## Problem statement
Tally the lines containing the word "value", and report the tally alone.

[A run of records]
+===+

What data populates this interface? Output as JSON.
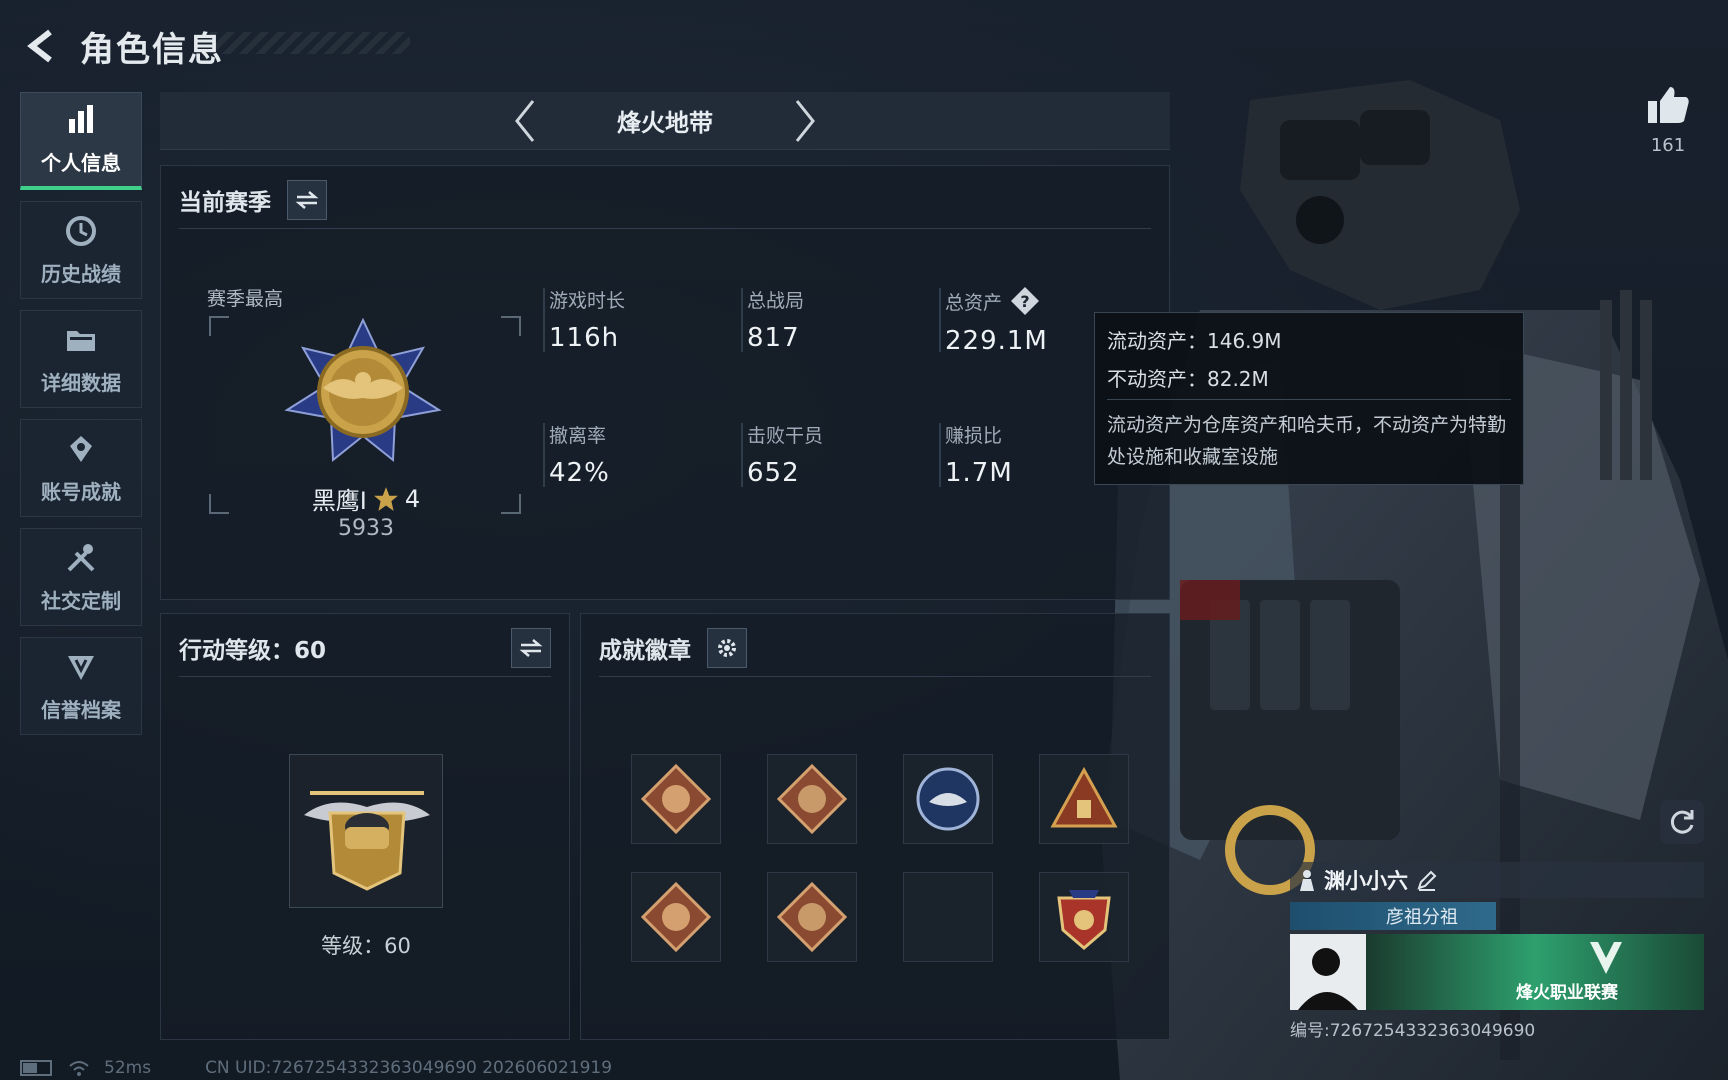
{
  "header": {
    "title": "角色信息"
  },
  "sidebar": {
    "items": [
      {
        "label": "个人信息",
        "icon": "bar-chart-icon",
        "active": true
      },
      {
        "label": "历史战绩",
        "icon": "clock-icon",
        "active": false
      },
      {
        "label": "详细数据",
        "icon": "folder-icon",
        "active": false
      },
      {
        "label": "账号成就",
        "icon": "achievement-icon",
        "active": false
      },
      {
        "label": "社交定制",
        "icon": "tools-icon",
        "active": false
      },
      {
        "label": "信誉档案",
        "icon": "shield-icon",
        "active": false
      }
    ]
  },
  "mode": {
    "title": "烽火地带"
  },
  "season": {
    "heading": "当前赛季",
    "best_label": "赛季最高",
    "rank_name": "黑鹰I",
    "rank_stars": "4",
    "rank_score": "5933",
    "stats": [
      {
        "key": "游戏时长",
        "value": "116h"
      },
      {
        "key": "总战局",
        "value": "817"
      },
      {
        "key": "总资产",
        "value": "229.1M"
      },
      {
        "key": "撤离率",
        "value": "42%"
      },
      {
        "key": "击败干员",
        "value": "652"
      },
      {
        "key": "赚损比",
        "value": "1.7M"
      }
    ]
  },
  "tooltip": {
    "liquid": "流动资产：146.9M",
    "fixed": "不动资产：82.2M",
    "desc": "流动资产为仓库资产和哈夫币，不动资产为特勤处设施和收藏室设施"
  },
  "level": {
    "heading": "行动等级：60",
    "level_text": "等级：60"
  },
  "medals": {
    "heading": "成就徽章"
  },
  "likes": {
    "count": "161"
  },
  "player": {
    "name": "渊小小六",
    "tag": "彦祖分祖",
    "league": "烽火职业联赛",
    "id_text": "编号:7267254332363049690"
  },
  "footer": {
    "latency": "52ms",
    "uid": "CN UID:7267254332363049690  202606021919"
  },
  "colors": {
    "accent": "#3fd18c",
    "panel_bg": "#141c27",
    "gold": "#c9a24a"
  }
}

+===+

## Answer in full
6